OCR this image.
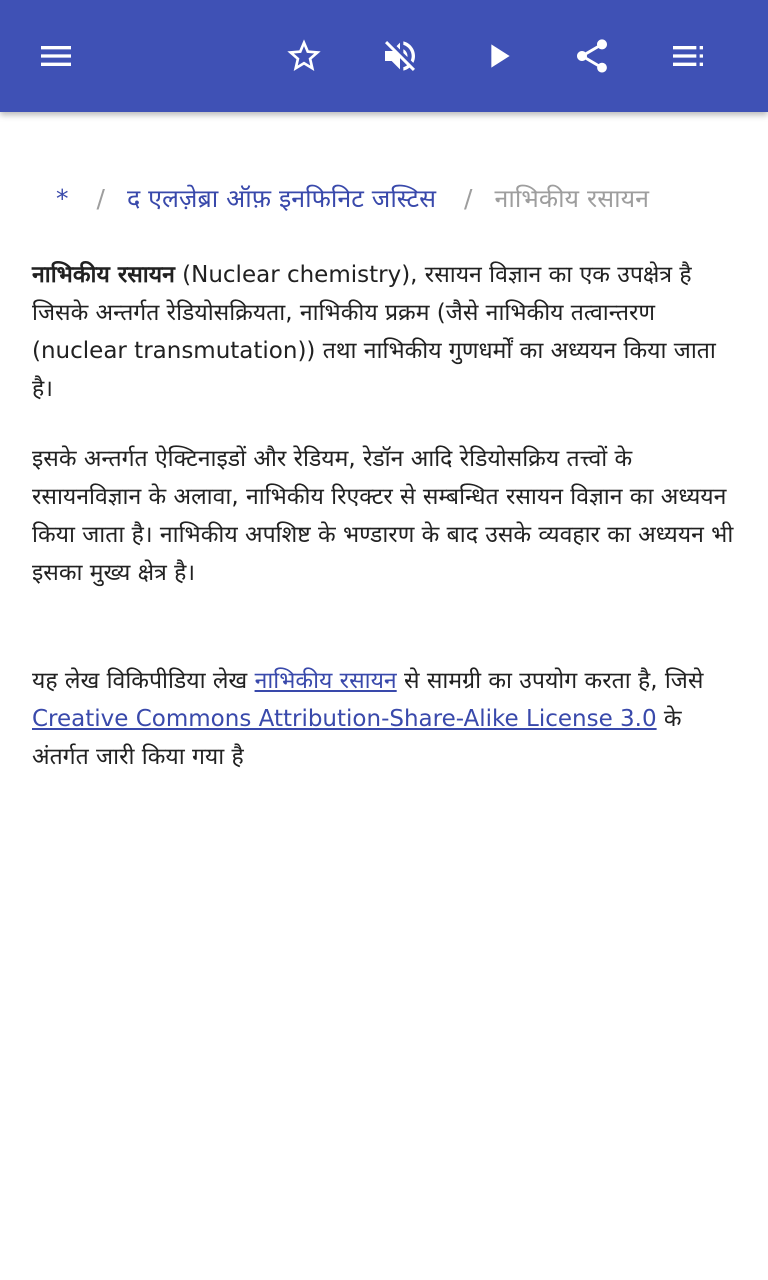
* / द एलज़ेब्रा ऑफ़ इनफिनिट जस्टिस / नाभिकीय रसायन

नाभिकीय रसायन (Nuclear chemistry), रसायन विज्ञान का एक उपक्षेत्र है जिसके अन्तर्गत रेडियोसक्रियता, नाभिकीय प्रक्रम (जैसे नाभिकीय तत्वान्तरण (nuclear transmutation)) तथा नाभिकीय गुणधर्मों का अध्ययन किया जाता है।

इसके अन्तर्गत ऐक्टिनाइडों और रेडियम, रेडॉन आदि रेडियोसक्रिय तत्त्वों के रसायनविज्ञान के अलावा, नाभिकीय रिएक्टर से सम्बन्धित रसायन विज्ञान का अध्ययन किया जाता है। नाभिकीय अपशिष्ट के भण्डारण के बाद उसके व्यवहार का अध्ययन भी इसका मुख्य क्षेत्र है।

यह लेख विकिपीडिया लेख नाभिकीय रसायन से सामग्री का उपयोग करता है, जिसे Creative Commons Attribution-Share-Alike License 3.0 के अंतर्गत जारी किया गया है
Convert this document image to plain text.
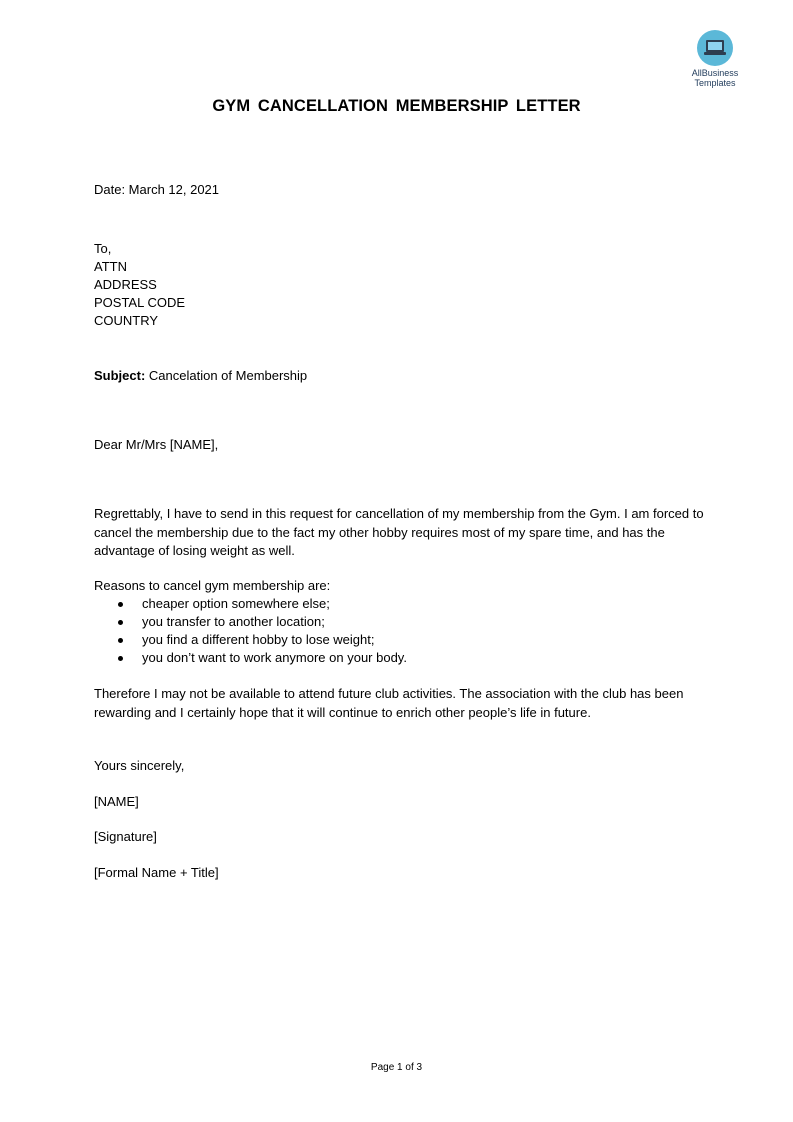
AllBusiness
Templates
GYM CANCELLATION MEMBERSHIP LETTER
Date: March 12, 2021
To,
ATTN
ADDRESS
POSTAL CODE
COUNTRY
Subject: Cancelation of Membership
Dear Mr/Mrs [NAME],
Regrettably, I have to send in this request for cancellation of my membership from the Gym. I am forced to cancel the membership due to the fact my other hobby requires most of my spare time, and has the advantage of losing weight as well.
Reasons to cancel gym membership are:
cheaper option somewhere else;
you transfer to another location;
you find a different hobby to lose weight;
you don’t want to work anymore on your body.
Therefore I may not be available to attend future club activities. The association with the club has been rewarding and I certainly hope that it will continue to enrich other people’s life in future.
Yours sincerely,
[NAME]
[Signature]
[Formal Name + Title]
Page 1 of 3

━━━━━━━━━━━━━━━━

### Exercise
The pictures should not appear in the copy; every other part of the records above must be returned exactly.

### Correct answer
OCR this image.
* / द एलज़ेब्रा ऑफ़ इनफिनिट जस्टिस / नाभिकीय रसायन

नाभिकीय रसायन (Nuclear chemistry), रसायन विज्ञान का एक उपक्षेत्र है जिसके अन्तर्गत रेडियोसक्रियता, नाभिकीय प्रक्रम (जैसे नाभिकीय तत्वान्तरण (nuclear transmutation)) तथा नाभिकीय गुणधर्मों का अध्ययन किया जाता है।

इसके अन्तर्गत ऐक्टिनाइडों और रेडियम, रेडॉन आदि रेडियोसक्रिय तत्त्वों के रसायनविज्ञान के अलावा, नाभिकीय रिएक्टर से सम्बन्धित रसायन विज्ञान का अध्ययन किया जाता है। नाभिकीय अपशिष्ट के भण्डारण के बाद उसके व्यवहार का अध्ययन भी इसका मुख्य क्षेत्र है।

यह लेख विकिपीडिया लेख नाभिकीय रसायन से सामग्री का उपयोग करता है, जिसे Creative Commons Attribution-Share-Alike License 3.0 के अंतर्गत जारी किया गया है
Convert this document image to plain text.
AllBusiness
Templates
GYM CANCELLATION MEMBERSHIP LETTER
Date: March 12, 2021
To,
ATTN
ADDRESS
POSTAL CODE
COUNTRY
Subject: Cancelation of Membership
Dear Mr/Mrs [NAME],
Regrettably, I have to send in this request for cancellation of my membership from the Gym. I am forced to cancel the membership due to the fact my other hobby requires most of my spare time, and has the advantage of losing weight as well.
Reasons to cancel gym membership are:
cheaper option somewhere else;
you transfer to another location;
you find a different hobby to lose weight;
you don’t want to work anymore on your body.
Therefore I may not be available to attend future club activities. The association with the club has been rewarding and I certainly hope that it will continue to enrich other people’s life in future.
Yours sincerely,
[NAME]
[Signature]
[Formal Name + Title]
Page 1 of 3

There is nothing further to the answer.